Quote all of the data exactly as given. Skip every picture it contains.

**** DATA SHOWN

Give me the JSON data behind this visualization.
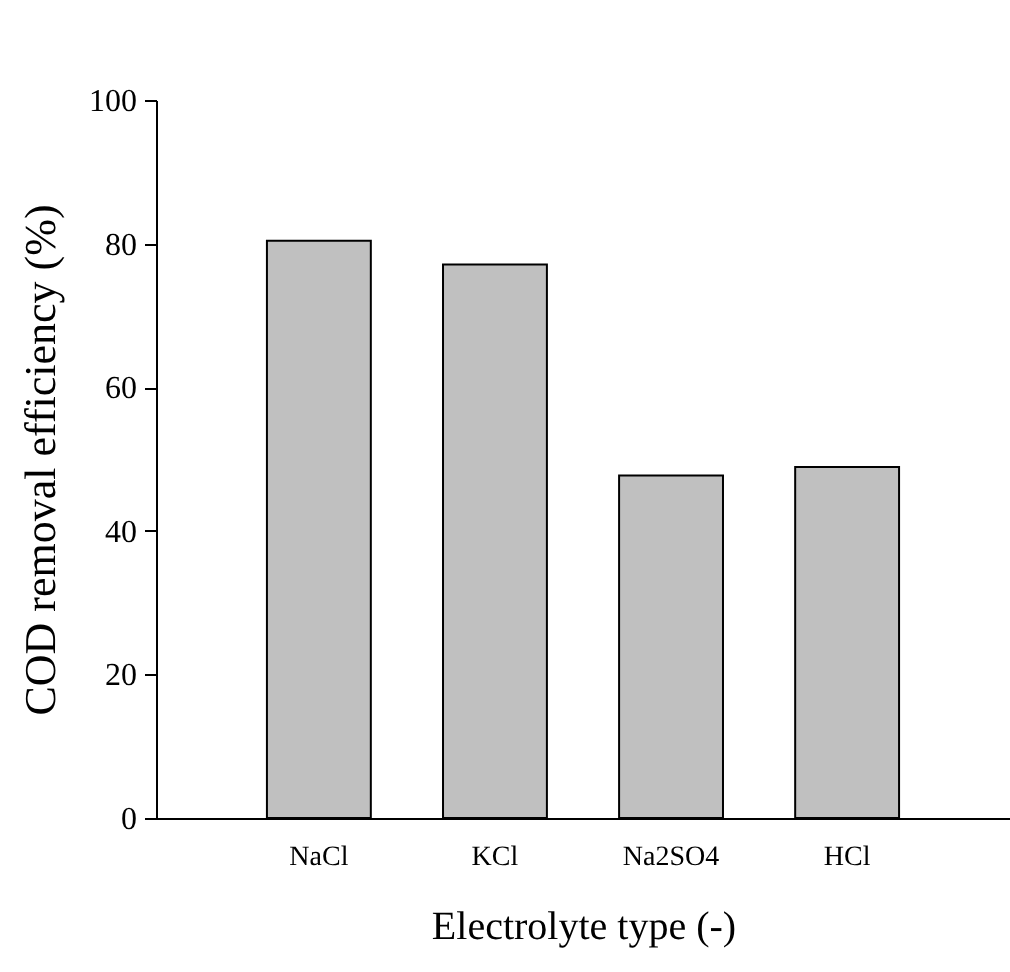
{
  "chart_data": {
    "type": "bar",
    "xlabel": "Electrolyte type (-)",
    "ylabel": "COD removal efficiency (%)",
    "categories": [
      "NaCl",
      "KCl",
      "Na2SO4",
      "HCl"
    ],
    "values": [
      80.4,
      77.1,
      47.7,
      48.9
    ],
    "color": "#c0c0c0",
    "ylim": [
      0,
      100
    ],
    "yticks": [
      0,
      20,
      40,
      60,
      80,
      100
    ],
    "grid": false
  }
}
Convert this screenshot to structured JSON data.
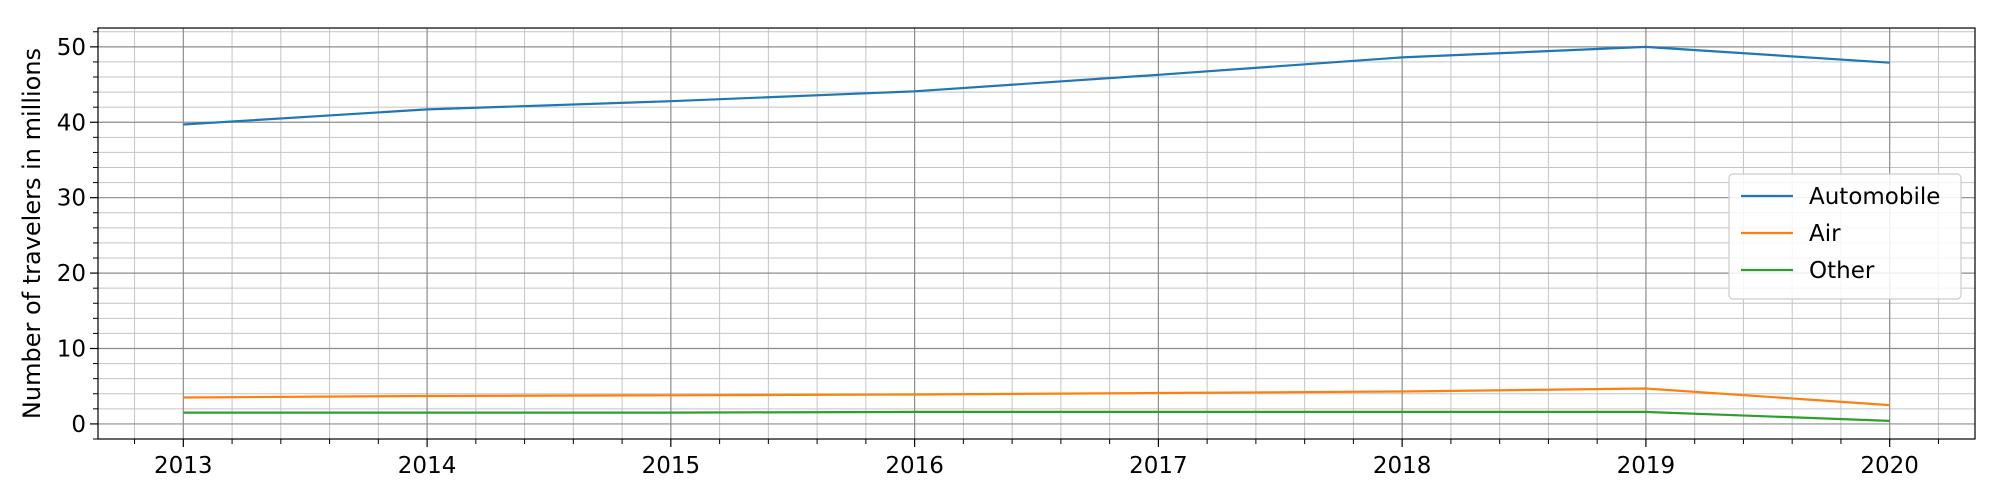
{
  "chart_data": {
    "type": "line",
    "x": [
      2013,
      2014,
      2015,
      2016,
      2017,
      2018,
      2019,
      2020
    ],
    "series": [
      {
        "name": "Automobile",
        "color": "#1f77b4",
        "values": [
          39.7,
          41.7,
          42.8,
          44.1,
          46.3,
          48.6,
          50.0,
          47.9
        ]
      },
      {
        "name": "Air",
        "color": "#ff7f0e",
        "values": [
          3.5,
          3.7,
          3.8,
          3.9,
          4.1,
          4.3,
          4.7,
          2.5
        ]
      },
      {
        "name": "Other",
        "color": "#2ca02c",
        "values": [
          1.5,
          1.5,
          1.5,
          1.6,
          1.6,
          1.6,
          1.6,
          0.4
        ]
      }
    ],
    "xlabel": "",
    "ylabel": "Number of travelers in millions",
    "xlim": [
      2012.65,
      2020.35
    ],
    "ylim": [
      -2,
      52.5
    ],
    "xticks": [
      "2013",
      "2014",
      "2015",
      "2016",
      "2017",
      "2018",
      "2019",
      "2020"
    ],
    "yticks": [
      0,
      10,
      20,
      30,
      40,
      50
    ],
    "grid": true,
    "minor_grid": true,
    "legend_position": "right"
  }
}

********

_COMPLETE ANSWER:_
Give me the JSON data behind this visualization.
{
  "chart_data": {
    "type": "bar",
    "xlabel": "Electrolyte type (-)",
    "ylabel": "COD removal efficiency (%)",
    "categories": [
      "NaCl",
      "KCl",
      "Na2SO4",
      "HCl"
    ],
    "values": [
      80.4,
      77.1,
      47.7,
      48.9
    ],
    "color": "#c0c0c0",
    "ylim": [
      0,
      100
    ],
    "yticks": [
      0,
      20,
      40,
      60,
      80,
      100
    ],
    "grid": false
  }
}
Convert this screenshot to structured JSON data.
{
  "chart_data": {
    "type": "line",
    "x": [
      2013,
      2014,
      2015,
      2016,
      2017,
      2018,
      2019,
      2020
    ],
    "series": [
      {
        "name": "Automobile",
        "color": "#1f77b4",
        "values": [
          39.7,
          41.7,
          42.8,
          44.1,
          46.3,
          48.6,
          50.0,
          47.9
        ]
      },
      {
        "name": "Air",
        "color": "#ff7f0e",
        "values": [
          3.5,
          3.7,
          3.8,
          3.9,
          4.1,
          4.3,
          4.7,
          2.5
        ]
      },
      {
        "name": "Other",
        "color": "#2ca02c",
        "values": [
          1.5,
          1.5,
          1.5,
          1.6,
          1.6,
          1.6,
          1.6,
          0.4
        ]
      }
    ],
    "xlabel": "",
    "ylabel": "Number of travelers in millions",
    "xlim": [
      2012.65,
      2020.35
    ],
    "ylim": [
      -2,
      52.5
    ],
    "xticks": [
      "2013",
      "2014",
      "2015",
      "2016",
      "2017",
      "2018",
      "2019",
      "2020"
    ],
    "yticks": [
      0,
      10,
      20,
      30,
      40,
      50
    ],
    "grid": true,
    "minor_grid": true,
    "legend_position": "right"
  }
}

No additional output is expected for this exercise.